Extract the text of each entry below exactly, leaving every image behind.

» Records shown
********
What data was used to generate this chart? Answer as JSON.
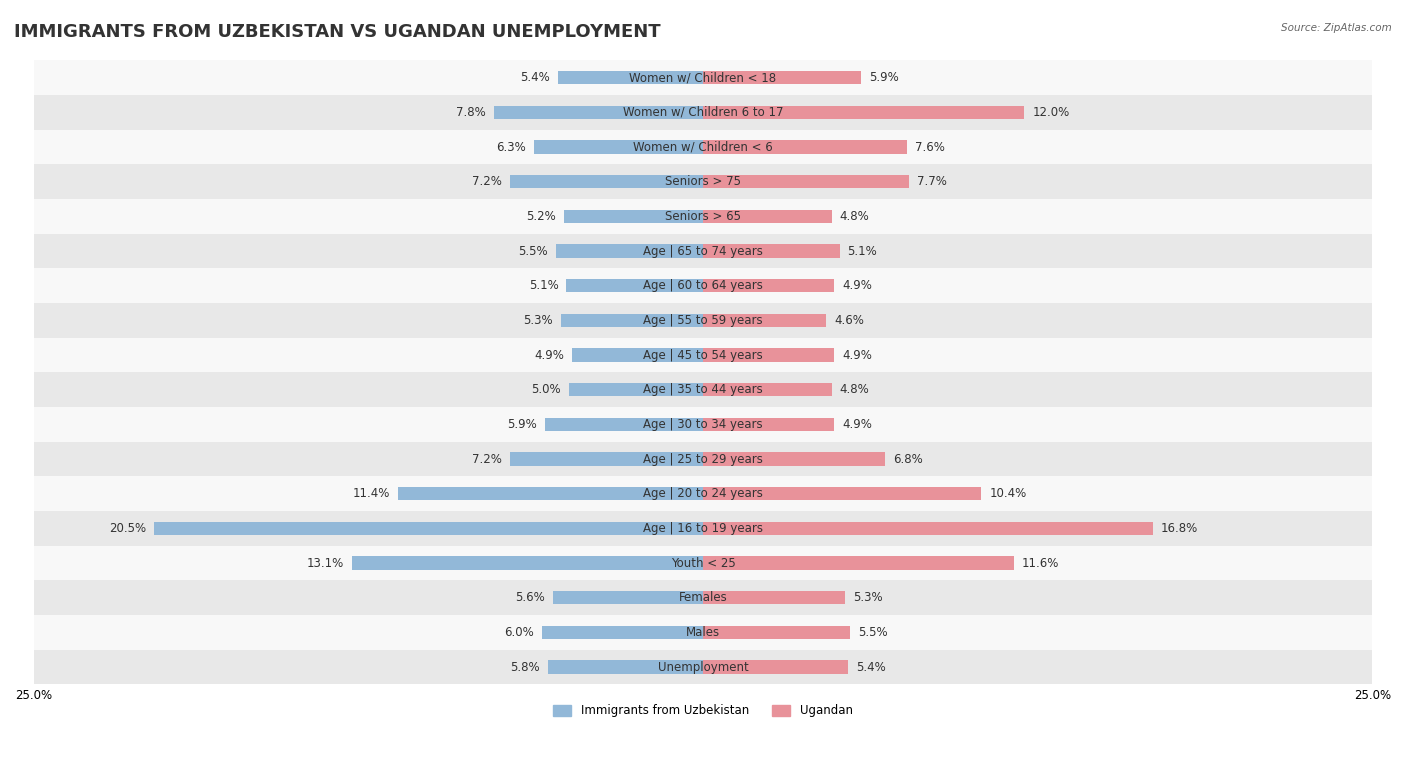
{
  "title": "IMMIGRANTS FROM UZBEKISTAN VS UGANDAN UNEMPLOYMENT",
  "source": "Source: ZipAtlas.com",
  "categories": [
    "Unemployment",
    "Males",
    "Females",
    "Youth < 25",
    "Age | 16 to 19 years",
    "Age | 20 to 24 years",
    "Age | 25 to 29 years",
    "Age | 30 to 34 years",
    "Age | 35 to 44 years",
    "Age | 45 to 54 years",
    "Age | 55 to 59 years",
    "Age | 60 to 64 years",
    "Age | 65 to 74 years",
    "Seniors > 65",
    "Seniors > 75",
    "Women w/ Children < 6",
    "Women w/ Children 6 to 17",
    "Women w/ Children < 18"
  ],
  "uzbekistan_values": [
    5.8,
    6.0,
    5.6,
    13.1,
    20.5,
    11.4,
    7.2,
    5.9,
    5.0,
    4.9,
    5.3,
    5.1,
    5.5,
    5.2,
    7.2,
    6.3,
    7.8,
    5.4
  ],
  "ugandan_values": [
    5.4,
    5.5,
    5.3,
    11.6,
    16.8,
    10.4,
    6.8,
    4.9,
    4.8,
    4.9,
    4.6,
    4.9,
    5.1,
    4.8,
    7.7,
    7.6,
    12.0,
    5.9
  ],
  "uzbekistan_color": "#92b8d8",
  "ugandan_color": "#e8929a",
  "xlim": 25.0,
  "bar_height": 0.38,
  "background_color": "#f0f0f0",
  "row_colors": [
    "#e8e8e8",
    "#f8f8f8"
  ],
  "title_fontsize": 13,
  "label_fontsize": 8.5,
  "value_fontsize": 8.5,
  "legend_label_uzbekistan": "Immigrants from Uzbekistan",
  "legend_label_ugandan": "Ugandan"
}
********
» The solution
What data was used to generate this chart? Answer as JSON.
{
  "title": "IMMIGRANTS FROM UZBEKISTAN VS UGANDAN UNEMPLOYMENT",
  "source": "Source: ZipAtlas.com",
  "categories": [
    "Unemployment",
    "Males",
    "Females",
    "Youth < 25",
    "Age | 16 to 19 years",
    "Age | 20 to 24 years",
    "Age | 25 to 29 years",
    "Age | 30 to 34 years",
    "Age | 35 to 44 years",
    "Age | 45 to 54 years",
    "Age | 55 to 59 years",
    "Age | 60 to 64 years",
    "Age | 65 to 74 years",
    "Seniors > 65",
    "Seniors > 75",
    "Women w/ Children < 6",
    "Women w/ Children 6 to 17",
    "Women w/ Children < 18"
  ],
  "uzbekistan_values": [
    5.8,
    6.0,
    5.6,
    13.1,
    20.5,
    11.4,
    7.2,
    5.9,
    5.0,
    4.9,
    5.3,
    5.1,
    5.5,
    5.2,
    7.2,
    6.3,
    7.8,
    5.4
  ],
  "ugandan_values": [
    5.4,
    5.5,
    5.3,
    11.6,
    16.8,
    10.4,
    6.8,
    4.9,
    4.8,
    4.9,
    4.6,
    4.9,
    5.1,
    4.8,
    7.7,
    7.6,
    12.0,
    5.9
  ],
  "uzbekistan_color": "#92b8d8",
  "ugandan_color": "#e8929a",
  "xlim": 25.0,
  "bar_height": 0.38,
  "background_color": "#f0f0f0",
  "row_colors": [
    "#e8e8e8",
    "#f8f8f8"
  ],
  "title_fontsize": 13,
  "label_fontsize": 8.5,
  "value_fontsize": 8.5,
  "legend_label_uzbekistan": "Immigrants from Uzbekistan",
  "legend_label_ugandan": "Ugandan"
}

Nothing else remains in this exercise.